### Problem requirements
Which lines of the records contain "till"? Collect every one of them.

[Start of Working data]

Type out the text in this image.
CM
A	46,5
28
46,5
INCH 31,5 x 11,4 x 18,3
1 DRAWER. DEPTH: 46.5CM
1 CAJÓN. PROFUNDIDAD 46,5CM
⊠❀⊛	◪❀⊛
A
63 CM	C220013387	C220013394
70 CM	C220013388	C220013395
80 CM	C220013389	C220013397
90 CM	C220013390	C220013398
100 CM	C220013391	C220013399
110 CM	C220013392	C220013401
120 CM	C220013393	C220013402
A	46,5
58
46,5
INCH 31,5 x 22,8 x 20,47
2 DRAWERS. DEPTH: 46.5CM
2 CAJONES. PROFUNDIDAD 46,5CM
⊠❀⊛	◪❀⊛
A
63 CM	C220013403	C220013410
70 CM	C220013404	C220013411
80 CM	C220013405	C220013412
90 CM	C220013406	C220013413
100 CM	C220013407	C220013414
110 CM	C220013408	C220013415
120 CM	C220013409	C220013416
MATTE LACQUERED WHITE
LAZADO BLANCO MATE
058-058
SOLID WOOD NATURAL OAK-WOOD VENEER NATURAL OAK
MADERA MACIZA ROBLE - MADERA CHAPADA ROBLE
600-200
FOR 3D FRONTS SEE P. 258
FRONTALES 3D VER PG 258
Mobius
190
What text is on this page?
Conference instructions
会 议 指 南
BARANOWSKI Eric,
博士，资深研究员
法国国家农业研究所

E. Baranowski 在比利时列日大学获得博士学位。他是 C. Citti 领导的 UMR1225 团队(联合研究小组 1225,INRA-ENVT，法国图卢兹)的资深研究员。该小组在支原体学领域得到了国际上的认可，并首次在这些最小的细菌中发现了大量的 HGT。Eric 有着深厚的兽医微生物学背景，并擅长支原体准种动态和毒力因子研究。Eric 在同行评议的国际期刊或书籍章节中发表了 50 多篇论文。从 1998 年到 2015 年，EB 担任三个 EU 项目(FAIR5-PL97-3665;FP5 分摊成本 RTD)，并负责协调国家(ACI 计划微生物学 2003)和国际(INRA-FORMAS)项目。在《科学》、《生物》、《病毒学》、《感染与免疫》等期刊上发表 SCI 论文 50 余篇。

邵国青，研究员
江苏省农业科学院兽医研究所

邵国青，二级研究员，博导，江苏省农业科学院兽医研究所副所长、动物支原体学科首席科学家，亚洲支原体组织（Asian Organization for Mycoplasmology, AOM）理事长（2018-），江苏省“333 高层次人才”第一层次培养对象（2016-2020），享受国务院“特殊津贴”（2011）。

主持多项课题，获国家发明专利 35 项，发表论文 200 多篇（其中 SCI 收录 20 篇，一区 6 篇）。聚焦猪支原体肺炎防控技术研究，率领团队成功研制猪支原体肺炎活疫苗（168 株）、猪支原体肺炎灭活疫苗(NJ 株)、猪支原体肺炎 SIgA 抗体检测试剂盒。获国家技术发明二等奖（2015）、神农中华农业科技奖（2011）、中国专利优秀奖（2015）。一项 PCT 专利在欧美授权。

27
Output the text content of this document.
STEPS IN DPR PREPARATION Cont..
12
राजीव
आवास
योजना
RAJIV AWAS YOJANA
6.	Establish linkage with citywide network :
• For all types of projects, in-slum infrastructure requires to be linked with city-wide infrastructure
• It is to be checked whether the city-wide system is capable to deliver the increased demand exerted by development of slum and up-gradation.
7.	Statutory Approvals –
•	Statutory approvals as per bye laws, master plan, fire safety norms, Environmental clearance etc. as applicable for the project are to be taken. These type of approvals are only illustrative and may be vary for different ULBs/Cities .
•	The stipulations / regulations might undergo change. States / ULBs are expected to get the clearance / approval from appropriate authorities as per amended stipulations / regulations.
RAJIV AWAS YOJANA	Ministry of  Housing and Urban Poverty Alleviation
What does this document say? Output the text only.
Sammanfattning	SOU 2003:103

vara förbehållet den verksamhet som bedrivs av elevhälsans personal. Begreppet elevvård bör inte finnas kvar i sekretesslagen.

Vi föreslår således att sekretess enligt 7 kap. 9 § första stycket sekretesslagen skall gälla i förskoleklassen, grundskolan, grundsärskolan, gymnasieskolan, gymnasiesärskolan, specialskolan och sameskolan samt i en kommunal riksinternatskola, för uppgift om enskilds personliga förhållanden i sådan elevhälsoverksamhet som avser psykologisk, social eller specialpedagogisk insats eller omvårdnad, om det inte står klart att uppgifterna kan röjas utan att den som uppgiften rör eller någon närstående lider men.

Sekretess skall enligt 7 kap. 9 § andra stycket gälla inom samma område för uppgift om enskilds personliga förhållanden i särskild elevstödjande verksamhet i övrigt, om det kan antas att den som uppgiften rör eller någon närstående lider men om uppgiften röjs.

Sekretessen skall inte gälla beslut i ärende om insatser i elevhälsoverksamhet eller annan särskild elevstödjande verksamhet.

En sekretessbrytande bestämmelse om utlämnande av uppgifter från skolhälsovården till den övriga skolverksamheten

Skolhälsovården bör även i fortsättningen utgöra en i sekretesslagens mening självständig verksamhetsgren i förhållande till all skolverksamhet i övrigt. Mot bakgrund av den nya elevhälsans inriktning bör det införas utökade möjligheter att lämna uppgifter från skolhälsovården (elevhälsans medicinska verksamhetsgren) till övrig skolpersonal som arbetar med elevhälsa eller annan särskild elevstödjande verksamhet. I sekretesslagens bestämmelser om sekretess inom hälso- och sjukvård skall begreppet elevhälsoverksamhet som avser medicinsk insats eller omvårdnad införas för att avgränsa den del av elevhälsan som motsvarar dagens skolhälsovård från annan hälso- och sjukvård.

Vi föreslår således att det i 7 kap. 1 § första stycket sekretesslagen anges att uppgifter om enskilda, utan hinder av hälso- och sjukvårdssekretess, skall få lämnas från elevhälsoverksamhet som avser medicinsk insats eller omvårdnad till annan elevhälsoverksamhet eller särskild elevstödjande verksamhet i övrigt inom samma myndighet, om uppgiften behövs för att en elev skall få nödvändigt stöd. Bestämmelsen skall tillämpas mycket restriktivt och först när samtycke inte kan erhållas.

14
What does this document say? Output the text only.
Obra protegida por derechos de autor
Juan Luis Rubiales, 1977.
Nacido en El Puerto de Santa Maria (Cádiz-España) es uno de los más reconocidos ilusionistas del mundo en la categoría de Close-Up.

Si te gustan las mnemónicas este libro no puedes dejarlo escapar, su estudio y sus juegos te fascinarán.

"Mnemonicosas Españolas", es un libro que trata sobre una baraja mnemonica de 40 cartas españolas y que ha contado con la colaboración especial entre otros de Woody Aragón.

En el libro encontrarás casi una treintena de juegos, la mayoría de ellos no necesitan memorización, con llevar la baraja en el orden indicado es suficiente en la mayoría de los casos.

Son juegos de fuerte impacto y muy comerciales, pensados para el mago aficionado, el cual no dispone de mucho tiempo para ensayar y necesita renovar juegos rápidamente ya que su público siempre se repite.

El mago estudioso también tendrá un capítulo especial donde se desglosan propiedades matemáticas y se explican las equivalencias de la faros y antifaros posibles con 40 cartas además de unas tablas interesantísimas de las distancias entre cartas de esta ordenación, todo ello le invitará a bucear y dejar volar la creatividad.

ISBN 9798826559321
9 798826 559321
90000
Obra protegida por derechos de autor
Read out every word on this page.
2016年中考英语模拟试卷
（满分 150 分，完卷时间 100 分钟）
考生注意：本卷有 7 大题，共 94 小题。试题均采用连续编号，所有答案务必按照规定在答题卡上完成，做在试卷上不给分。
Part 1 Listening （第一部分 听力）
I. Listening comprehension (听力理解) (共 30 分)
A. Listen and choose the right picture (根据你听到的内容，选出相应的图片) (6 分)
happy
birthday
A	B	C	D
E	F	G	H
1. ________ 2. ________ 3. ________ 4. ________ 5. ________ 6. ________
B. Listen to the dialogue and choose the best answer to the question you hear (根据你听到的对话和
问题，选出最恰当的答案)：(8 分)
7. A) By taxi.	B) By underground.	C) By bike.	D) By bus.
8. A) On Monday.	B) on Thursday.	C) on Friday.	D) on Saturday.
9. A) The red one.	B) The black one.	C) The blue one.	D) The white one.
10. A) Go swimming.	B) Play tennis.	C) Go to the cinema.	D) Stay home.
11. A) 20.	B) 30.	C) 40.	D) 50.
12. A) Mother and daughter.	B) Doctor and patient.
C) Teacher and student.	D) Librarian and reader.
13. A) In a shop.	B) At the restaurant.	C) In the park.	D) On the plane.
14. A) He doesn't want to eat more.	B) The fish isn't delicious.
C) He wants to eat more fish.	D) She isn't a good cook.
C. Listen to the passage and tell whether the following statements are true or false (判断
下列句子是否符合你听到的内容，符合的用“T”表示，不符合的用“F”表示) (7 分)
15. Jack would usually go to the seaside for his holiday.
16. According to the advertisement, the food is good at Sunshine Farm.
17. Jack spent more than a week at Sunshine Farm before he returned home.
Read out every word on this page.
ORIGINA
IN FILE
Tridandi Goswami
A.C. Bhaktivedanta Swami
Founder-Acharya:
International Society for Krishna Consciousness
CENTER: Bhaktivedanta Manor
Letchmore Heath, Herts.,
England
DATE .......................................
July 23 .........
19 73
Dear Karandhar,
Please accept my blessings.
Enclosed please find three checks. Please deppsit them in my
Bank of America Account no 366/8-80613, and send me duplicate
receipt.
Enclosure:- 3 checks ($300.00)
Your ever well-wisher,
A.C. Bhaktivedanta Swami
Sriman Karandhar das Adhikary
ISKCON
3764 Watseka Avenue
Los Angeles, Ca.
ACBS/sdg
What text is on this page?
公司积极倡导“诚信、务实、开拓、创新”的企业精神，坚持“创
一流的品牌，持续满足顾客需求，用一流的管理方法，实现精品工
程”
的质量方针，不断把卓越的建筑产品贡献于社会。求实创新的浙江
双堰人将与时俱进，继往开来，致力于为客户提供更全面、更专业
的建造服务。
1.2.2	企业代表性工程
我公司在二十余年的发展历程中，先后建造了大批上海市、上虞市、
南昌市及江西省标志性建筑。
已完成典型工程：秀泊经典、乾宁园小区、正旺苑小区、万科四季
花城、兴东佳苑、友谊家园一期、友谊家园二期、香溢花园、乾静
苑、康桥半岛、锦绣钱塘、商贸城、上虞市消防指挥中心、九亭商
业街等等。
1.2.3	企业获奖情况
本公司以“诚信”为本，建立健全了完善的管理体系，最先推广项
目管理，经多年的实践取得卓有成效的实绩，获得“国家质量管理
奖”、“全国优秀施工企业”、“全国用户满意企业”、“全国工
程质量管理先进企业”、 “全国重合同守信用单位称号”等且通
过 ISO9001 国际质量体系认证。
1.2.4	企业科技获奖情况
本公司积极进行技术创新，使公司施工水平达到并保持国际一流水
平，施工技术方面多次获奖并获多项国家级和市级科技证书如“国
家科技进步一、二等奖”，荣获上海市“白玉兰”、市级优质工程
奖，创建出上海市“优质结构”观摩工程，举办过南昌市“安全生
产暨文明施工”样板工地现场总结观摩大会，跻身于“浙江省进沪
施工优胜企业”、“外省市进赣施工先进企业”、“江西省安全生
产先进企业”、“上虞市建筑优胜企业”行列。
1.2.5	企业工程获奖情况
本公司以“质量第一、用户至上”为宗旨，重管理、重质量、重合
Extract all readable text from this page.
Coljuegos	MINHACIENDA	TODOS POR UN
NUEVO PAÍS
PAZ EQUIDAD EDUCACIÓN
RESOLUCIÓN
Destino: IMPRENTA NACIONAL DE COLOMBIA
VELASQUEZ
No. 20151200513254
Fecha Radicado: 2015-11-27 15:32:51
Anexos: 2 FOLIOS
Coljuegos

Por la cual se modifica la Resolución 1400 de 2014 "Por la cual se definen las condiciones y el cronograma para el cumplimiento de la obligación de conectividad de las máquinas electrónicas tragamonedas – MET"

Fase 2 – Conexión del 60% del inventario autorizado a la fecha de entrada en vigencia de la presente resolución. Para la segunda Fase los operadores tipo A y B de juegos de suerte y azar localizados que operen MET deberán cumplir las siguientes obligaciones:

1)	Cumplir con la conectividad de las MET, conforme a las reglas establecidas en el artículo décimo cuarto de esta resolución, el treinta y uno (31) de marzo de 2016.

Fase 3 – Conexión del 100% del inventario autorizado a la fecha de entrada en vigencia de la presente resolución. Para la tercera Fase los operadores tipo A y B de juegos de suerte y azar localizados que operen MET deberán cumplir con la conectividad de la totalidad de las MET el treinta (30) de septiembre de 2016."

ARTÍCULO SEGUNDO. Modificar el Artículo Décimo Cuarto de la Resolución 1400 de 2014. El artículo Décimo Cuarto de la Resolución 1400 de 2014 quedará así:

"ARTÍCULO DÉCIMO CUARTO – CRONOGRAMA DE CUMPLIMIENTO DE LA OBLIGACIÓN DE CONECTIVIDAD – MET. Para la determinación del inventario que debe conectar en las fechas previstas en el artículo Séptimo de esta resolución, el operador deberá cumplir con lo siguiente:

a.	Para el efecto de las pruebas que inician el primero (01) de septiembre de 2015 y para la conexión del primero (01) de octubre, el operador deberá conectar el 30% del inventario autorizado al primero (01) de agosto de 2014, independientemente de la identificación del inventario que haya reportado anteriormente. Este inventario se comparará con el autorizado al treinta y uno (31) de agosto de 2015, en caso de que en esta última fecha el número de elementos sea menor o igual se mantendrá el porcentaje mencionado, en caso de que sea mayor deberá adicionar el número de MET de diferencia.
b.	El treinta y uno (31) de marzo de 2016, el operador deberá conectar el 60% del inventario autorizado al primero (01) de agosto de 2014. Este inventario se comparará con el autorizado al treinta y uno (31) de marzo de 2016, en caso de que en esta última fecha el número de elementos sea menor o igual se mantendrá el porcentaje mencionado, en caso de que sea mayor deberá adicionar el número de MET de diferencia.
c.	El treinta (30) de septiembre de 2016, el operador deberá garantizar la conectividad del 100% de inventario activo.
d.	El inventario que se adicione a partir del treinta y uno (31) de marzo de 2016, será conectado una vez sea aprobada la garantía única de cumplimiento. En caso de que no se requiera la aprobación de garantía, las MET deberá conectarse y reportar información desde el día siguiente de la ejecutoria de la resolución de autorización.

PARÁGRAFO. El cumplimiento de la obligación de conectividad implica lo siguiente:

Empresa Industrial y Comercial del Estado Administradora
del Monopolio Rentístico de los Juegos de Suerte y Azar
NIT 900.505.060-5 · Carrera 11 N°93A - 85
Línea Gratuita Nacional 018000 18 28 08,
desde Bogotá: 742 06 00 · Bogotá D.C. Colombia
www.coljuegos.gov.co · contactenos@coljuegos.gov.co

[End of Working data]

### Reply to the exercise
En sekretessbrytande bestämmelse om utlämnande av uppgifter från skolhälsovården till den övriga skolverksamheten
Skolhälsovården bör även i fortsättningen utgöra en i sekretesslagens mening självständig verksamhetsgren i förhållande till all skolverksamhet i övrigt. Mot bakgrund av den nya elevhälsans inriktning bör det införas utökade möjligheter att lämna uppgifter från skolhälsovården (elevhälsans medicinska verksamhetsgren) till övrig skolpersonal som arbetar med elevhälsa eller annan särskild elevstödjande verksamhet. I sekretesslagens bestämmelser om sekretess inom hälso- och sjukvård skall begreppet elevhälsoverksamhet som avser medicinsk insats eller omvårdnad införas för att avgränsa den del av elevhälsan som motsvarar dagens skolhälsovård från annan hälso- och sjukvård.
Vi föreslår således att det i 7 kap. 1 § första stycket sekretesslagen anges att uppgifter om enskilda, utan hinder av hälso- och sjukvårdssekretess, skall få lämnas från elevhälsoverksamhet som avser medicinsk insats eller omvårdnad till annan elevhälsoverksamhet eller särskild elevstödjande verksamhet i övrigt inom samma myndighet, om uppgiften behövs för att en elev skall få nödvändigt stöd. Bestämmelsen skall tillämpas mycket restriktivt och först när samtycke inte kan erhållas.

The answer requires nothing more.